━━━━━ BRANO CITATO

Il sesto Oreb

Il Tatto... part. 1
Il tatto... part. 2
Ogni uomo ha una vocazione all’amore ed è chiamato a vivere questo amore con lo spirito e con il corpo.
Dio non manca di soccorrere chi confida in lui, e nella Bibbia l’unione di un uomo e di una donna non viene vista come un fatto accidentale, ma come un compimento di un preciso progetto di Dio, un progetto di eternità. La sessualità è uno dei bellissimi doni che ci ha fatto Dio per la nostra vita. Avere un buon rapporto con la propria sessualità è una necessità per essere felici. Detto così sembrerebbe la cosa più semplice del mondo, purtroppo non è affatto così. Vivere bene con la propria sessualità è difficile sia da single, sia da fidanzati, sia da sposi, ma vi assicuriamo che non è impossibile. Come abbiamo detto è un dono di Dio e quindi puro, bello e miracoloso se vissuto nel rispetto del progetto per cui è stato creato. Vivere bene la propria sessualità richiede di mettersi in cammino. Fare l’amore è bellissimo ed è fonte di amore e felicità se vissuta nel rispetto del progetto per cui è stata creata.
- La sessualità non è istinto, questo, è presente come forza nella sessualità, ma non la comanda; in essa devono esservi presenti rispetto, tenerezza, accoglienza e dono.
-Non è piacere: è coinvolto in essa, ma non ne è lo scopo. Il piacere della sessualità è dato dall’incontro con l’altro non dal piacere fisico.

━━━━━━━━━━

● ESERCIZIO ASSEGNATO 1
Rispondi a queste domande sul brano citato:
(a) Come viene vista nella Bibbia l'unione di un uomo e di una donna?
(b) Quali quattro cose devono essere presenti nella sessualità?
(c) Da che cosa è dato il piacere della sessualità?

━━━━━ DATI FORNITI

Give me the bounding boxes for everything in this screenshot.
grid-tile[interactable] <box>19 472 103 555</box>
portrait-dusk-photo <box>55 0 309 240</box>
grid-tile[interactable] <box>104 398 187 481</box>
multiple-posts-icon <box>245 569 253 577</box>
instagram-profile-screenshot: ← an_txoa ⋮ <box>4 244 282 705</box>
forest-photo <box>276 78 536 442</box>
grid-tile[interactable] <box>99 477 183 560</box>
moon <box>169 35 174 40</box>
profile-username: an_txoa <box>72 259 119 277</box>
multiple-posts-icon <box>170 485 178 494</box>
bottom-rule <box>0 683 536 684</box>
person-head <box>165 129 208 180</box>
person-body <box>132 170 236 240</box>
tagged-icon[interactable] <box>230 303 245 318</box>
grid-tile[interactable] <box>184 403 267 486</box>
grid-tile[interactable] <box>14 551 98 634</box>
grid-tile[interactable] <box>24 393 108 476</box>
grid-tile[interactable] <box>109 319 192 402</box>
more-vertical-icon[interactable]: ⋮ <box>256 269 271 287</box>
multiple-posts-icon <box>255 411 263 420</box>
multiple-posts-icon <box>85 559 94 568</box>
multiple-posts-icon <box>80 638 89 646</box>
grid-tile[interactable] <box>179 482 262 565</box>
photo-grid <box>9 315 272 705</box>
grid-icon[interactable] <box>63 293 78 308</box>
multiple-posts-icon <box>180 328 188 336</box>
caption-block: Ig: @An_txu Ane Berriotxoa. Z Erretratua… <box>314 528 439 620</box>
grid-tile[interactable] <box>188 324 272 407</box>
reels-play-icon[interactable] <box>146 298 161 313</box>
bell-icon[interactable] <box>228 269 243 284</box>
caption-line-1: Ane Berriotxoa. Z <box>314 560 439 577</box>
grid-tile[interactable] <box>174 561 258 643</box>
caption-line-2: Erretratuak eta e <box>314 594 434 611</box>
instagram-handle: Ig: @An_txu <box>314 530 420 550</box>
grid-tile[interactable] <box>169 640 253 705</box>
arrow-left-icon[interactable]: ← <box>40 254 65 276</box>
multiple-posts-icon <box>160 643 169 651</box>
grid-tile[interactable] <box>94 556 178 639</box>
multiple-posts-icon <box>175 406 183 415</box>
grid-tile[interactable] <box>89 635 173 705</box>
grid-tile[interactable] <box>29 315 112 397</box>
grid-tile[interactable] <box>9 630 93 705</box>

━━━━━━━━━━

● ESERCIZIO ASSEGNATO 2
Estrai dai record, senza alcuna modifica, le righe che vanno dall'inizio dei record fino alla riga che contiene "instagram-profile-screenshot: ← an_txoa", inclusa.

● RISULTATO CORRETTO 1
(a) Non come un fatto accidentale, ma come il compimento di un preciso progetto di Dio, un progetto di eternità.
(b) Rispetto, tenerezza, accoglienza e dono.
(c) Dall'incontro con l'altro, non dal piacere fisico.

● RISULTATO CORRETTO 2
Give me the bounding boxes for everything in this screenshot.
grid-tile[interactable] <box>19 472 103 555</box>
portrait-dusk-photo <box>55 0 309 240</box>
grid-tile[interactable] <box>104 398 187 481</box>
multiple-posts-icon <box>245 569 253 577</box>
instagram-profile-screenshot: ← an_txoa ⋮ <box>4 244 282 705</box>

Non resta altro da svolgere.